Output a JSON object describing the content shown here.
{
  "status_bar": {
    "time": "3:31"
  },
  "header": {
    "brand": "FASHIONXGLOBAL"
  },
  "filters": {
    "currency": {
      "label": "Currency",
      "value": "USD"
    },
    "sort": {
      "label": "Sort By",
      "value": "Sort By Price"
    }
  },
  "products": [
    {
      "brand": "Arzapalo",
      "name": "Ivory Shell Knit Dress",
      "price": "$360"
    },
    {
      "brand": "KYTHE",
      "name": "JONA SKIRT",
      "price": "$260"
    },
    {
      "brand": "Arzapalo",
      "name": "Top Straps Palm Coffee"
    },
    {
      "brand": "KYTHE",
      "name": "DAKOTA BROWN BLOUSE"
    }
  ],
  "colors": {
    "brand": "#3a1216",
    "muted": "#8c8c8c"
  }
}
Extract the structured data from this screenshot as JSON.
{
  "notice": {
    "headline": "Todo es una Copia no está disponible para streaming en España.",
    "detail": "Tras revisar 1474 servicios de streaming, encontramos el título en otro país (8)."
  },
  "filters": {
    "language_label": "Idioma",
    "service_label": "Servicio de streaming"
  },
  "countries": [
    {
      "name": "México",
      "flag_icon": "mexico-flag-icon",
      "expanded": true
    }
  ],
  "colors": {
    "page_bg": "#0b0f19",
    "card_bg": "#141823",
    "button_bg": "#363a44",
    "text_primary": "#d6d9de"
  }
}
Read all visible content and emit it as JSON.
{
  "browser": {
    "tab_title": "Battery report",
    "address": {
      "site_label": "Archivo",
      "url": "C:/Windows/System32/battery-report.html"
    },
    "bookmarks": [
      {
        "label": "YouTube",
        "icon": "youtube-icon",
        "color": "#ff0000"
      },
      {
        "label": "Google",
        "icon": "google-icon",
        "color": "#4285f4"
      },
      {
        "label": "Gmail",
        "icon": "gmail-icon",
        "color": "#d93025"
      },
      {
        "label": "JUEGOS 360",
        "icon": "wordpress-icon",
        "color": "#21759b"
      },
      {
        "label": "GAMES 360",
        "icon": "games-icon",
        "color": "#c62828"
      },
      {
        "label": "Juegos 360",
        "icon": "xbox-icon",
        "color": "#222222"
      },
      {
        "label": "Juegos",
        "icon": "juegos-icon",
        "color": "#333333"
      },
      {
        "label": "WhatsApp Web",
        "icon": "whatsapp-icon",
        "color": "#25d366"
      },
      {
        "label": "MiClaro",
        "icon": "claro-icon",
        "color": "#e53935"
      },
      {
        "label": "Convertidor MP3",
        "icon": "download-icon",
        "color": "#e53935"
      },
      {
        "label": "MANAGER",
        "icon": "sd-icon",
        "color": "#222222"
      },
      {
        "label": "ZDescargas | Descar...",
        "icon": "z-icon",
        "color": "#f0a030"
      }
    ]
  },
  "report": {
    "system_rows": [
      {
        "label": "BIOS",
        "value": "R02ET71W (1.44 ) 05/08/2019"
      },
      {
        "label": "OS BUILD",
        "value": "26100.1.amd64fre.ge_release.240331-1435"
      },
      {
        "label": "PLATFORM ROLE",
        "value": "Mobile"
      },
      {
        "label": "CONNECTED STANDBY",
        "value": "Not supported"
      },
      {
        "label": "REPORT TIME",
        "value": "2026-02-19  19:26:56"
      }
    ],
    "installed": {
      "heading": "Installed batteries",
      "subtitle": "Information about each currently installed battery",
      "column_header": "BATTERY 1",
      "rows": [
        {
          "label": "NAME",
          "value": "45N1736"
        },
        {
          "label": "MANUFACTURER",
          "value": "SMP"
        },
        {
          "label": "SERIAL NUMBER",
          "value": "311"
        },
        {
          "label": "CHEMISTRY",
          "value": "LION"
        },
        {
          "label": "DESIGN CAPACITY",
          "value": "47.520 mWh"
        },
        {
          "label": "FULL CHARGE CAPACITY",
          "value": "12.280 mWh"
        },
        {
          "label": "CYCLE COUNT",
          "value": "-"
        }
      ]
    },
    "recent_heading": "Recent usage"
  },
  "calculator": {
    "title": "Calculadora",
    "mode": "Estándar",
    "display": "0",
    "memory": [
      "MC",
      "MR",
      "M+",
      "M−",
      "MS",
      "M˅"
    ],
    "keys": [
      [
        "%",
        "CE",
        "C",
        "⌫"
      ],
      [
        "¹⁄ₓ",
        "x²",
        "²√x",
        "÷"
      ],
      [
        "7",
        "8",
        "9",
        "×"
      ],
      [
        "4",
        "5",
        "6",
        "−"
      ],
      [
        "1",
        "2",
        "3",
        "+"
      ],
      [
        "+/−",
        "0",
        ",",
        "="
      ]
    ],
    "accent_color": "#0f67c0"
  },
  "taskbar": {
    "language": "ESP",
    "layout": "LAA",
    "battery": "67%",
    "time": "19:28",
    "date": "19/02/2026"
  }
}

#### THE EXERCISE
Every entry must be quoted exactly as it appears above.

#### FULL SOLUTION
Output a JSON object describing the content shown here.
{
  "status_bar": {
    "time": "3:31"
  },
  "header": {
    "brand": "FASHIONXGLOBAL"
  },
  "filters": {
    "currency": {
      "label": "Currency",
      "value": "USD"
    },
    "sort": {
      "label": "Sort By",
      "value": "Sort By Price"
    }
  },
  "products": [
    {
      "brand": "Arzapalo",
      "name": "Ivory Shell Knit Dress",
      "price": "$360"
    },
    {
      "brand": "KYTHE",
      "name": "JONA SKIRT",
      "price": "$260"
    },
    {
      "brand": "Arzapalo",
      "name": "Top Straps Palm Coffee"
    },
    {
      "brand": "KYTHE",
      "name": "DAKOTA BROWN BLOUSE"
    }
  ],
  "colors": {
    "brand": "#3a1216",
    "muted": "#8c8c8c"
  }
}
Extract the structured data from this screenshot as JSON.
{
  "notice": {
    "headline": "Todo es una Copia no está disponible para streaming en España.",
    "detail": "Tras revisar 1474 servicios de streaming, encontramos el título en otro país (8)."
  },
  "filters": {
    "language_label": "Idioma",
    "service_label": "Servicio de streaming"
  },
  "countries": [
    {
      "name": "México",
      "flag_icon": "mexico-flag-icon",
      "expanded": true
    }
  ],
  "colors": {
    "page_bg": "#0b0f19",
    "card_bg": "#141823",
    "button_bg": "#363a44",
    "text_primary": "#d6d9de"
  }
}
Read all visible content and emit it as JSON.
{
  "browser": {
    "tab_title": "Battery report",
    "address": {
      "site_label": "Archivo",
      "url": "C:/Windows/System32/battery-report.html"
    },
    "bookmarks": [
      {
        "label": "YouTube",
        "icon": "youtube-icon",
        "color": "#ff0000"
      },
      {
        "label": "Google",
        "icon": "google-icon",
        "color": "#4285f4"
      },
      {
        "label": "Gmail",
        "icon": "gmail-icon",
        "color": "#d93025"
      },
      {
        "label": "JUEGOS 360",
        "icon": "wordpress-icon",
        "color": "#21759b"
      },
      {
        "label": "GAMES 360",
        "icon": "games-icon",
        "color": "#c62828"
      },
      {
        "label": "Juegos 360",
        "icon": "xbox-icon",
        "color": "#222222"
      },
      {
        "label": "Juegos",
        "icon": "juegos-icon",
        "color": "#333333"
      },
      {
        "label": "WhatsApp Web",
        "icon": "whatsapp-icon",
        "color": "#25d366"
      },
      {
        "label": "MiClaro",
        "icon": "claro-icon",
        "color": "#e53935"
      },
      {
        "label": "Convertidor MP3",
        "icon": "download-icon",
        "color": "#e53935"
      },
      {
        "label": "MANAGER",
        "icon": "sd-icon",
        "color": "#222222"
      },
      {
        "label": "ZDescargas | Descar...",
        "icon": "z-icon",
        "color": "#f0a030"
      }
    ]
  },
  "report": {
    "system_rows": [
      {
        "label": "BIOS",
        "value": "R02ET71W (1.44 ) 05/08/2019"
      },
      {
        "label": "OS BUILD",
        "value": "26100.1.amd64fre.ge_release.240331-1435"
      },
      {
        "label": "PLATFORM ROLE",
        "value": "Mobile"
      },
      {
        "label": "CONNECTED STANDBY",
        "value": "Not supported"
      },
      {
        "label": "REPORT TIME",
        "value": "2026-02-19  19:26:56"
      }
    ],
    "installed": {
      "heading": "Installed batteries",
      "subtitle": "Information about each currently installed battery",
      "column_header": "BATTERY 1",
      "rows": [
        {
          "label": "NAME",
          "value": "45N1736"
        },
        {
          "label": "MANUFACTURER",
          "value": "SMP"
        },
        {
          "label": "SERIAL NUMBER",
          "value": "311"
        },
        {
          "label": "CHEMISTRY",
          "value": "LION"
        },
        {
          "label": "DESIGN CAPACITY",
          "value": "47.520 mWh"
        },
        {
          "label": "FULL CHARGE CAPACITY",
          "value": "12.280 mWh"
        },
        {
          "label": "CYCLE COUNT",
          "value": "-"
        }
      ]
    },
    "recent_heading": "Recent usage"
  },
  "calculator": {
    "title": "Calculadora",
    "mode": "Estándar",
    "display": "0",
    "memory": [
      "MC",
      "MR",
      "M+",
      "M−",
      "MS",
      "M˅"
    ],
    "keys": [
      [
        "%",
        "CE",
        "C",
        "⌫"
      ],
      [
        "¹⁄ₓ",
        "x²",
        "²√x",
        "÷"
      ],
      [
        "7",
        "8",
        "9",
        "×"
      ],
      [
        "4",
        "5",
        "6",
        "−"
      ],
      [
        "1",
        "2",
        "3",
        "+"
      ],
      [
        "+/−",
        "0",
        ",",
        "="
      ]
    ],
    "accent_color": "#0f67c0"
  },
  "taskbar": {
    "language": "ESP",
    "layout": "LAA",
    "battery": "67%",
    "time": "19:28",
    "date": "19/02/2026"
  }
}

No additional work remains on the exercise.